* _Tasks to perform_:
- a) Please reproduce the Datateer upload-agent page starting at "1. Install with" and ending at "a single entity.", substituting "supplier" for every "provider".
- b) Translate this sentence from the Datateer upload-agent page into Spanish: "This is a command-line tool for uploading data into your Datateer data lake."

* _Document segment_:
○ ○ ○ ○ ○ ○ ○

Skip to main content

An agent that can be installed inside a firewall or VPN and used to push data to Datateer

Project description

Datateer upload-agent

This is a command-line tool for uploading data into your Datateer data lake.

The upload agent pushes files into an AWS S3 bucket, where the files are picked up for ingestion and further processing

Quick start

Ensure you have python and pip installed, then follow these steps:

  1. Install with pip install datateer-upload-agent
  2. Do one-time agent configuration with datateer config upload-agent
  3. Do one-time feed configuration with datateer config feed
  4. Upload data with datateer upload <feed_key> <path>

Concepts

All data in the data lake has the following metadata:

  • A provider is an organization that is providing data. This could be your organization if you are pushing data from an internal database or application
  • A source is the system or application that is providing data. A provider can provide data from one or more systems
  • A feed is an independent data feed. A source can provide one or more feeds. For example, if the source is a database, each feed could represent a single table or view. If the source is an API, each feed could represent a single entity.

○ ○ ○ ○ ○ ○ ○

* _Given data_:
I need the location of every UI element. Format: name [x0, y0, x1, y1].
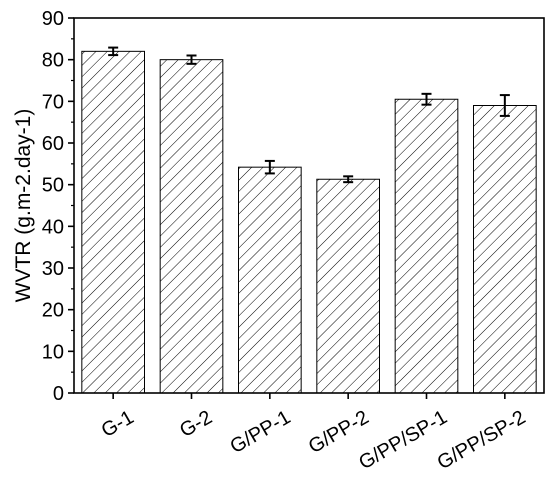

○ ○ ○ ○ ○ ○ ○

* _Replies_:
- a)
1. Install with pip install datateer-upload-agent
  2. Do one-time agent configuration with datateer config upload-agent
  3. Do one-time feed configuration with datateer config feed
  4. Upload data with datateer upload <feed_key> <path>

Concepts

All data in the data lake has the following metadata:

  • A supplier is an organization that is providing data. This could be your organization if you are pushing data from an internal database or application
  • A source is the system or application that is providing data. A supplier can provide data from one or more systems
  • A feed is an independent data feed. A source can provide one or more feeds. For example, if the source is a database, each feed could represent a single table or view. If the source is an API, each feed could represent a single entity.

- b) Esta es una herramienta de línea de comandos para cargar datos en su lago de datos de Datateer.